◆ **Objective**
Return all entries precisely as they stand, without the images.

◆ **Listed records**
###

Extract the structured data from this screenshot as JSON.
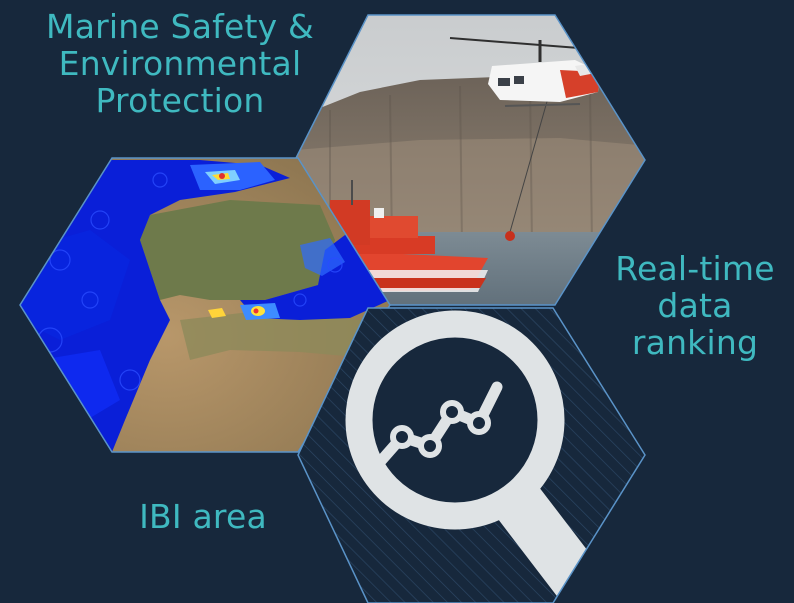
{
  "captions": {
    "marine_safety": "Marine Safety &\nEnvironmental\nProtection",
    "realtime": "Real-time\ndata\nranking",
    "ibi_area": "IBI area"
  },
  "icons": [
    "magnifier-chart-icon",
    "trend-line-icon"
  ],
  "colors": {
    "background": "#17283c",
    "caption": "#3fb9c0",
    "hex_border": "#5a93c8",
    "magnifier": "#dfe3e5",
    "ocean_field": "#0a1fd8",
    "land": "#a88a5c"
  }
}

###

◆ **Correct response**
Extract the structured data from this screenshot as JSON.
{
  "captions": {
    "marine_safety": "Marine Safety &\nEnvironmental\nProtection",
    "realtime": "Real-time\ndata\nranking",
    "ibi_area": "IBI area"
  },
  "icons": [
    "magnifier-chart-icon",
    "trend-line-icon"
  ],
  "colors": {
    "background": "#17283c",
    "caption": "#3fb9c0",
    "hex_border": "#5a93c8",
    "magnifier": "#dfe3e5",
    "ocean_field": "#0a1fd8",
    "land": "#a88a5c"
  }
}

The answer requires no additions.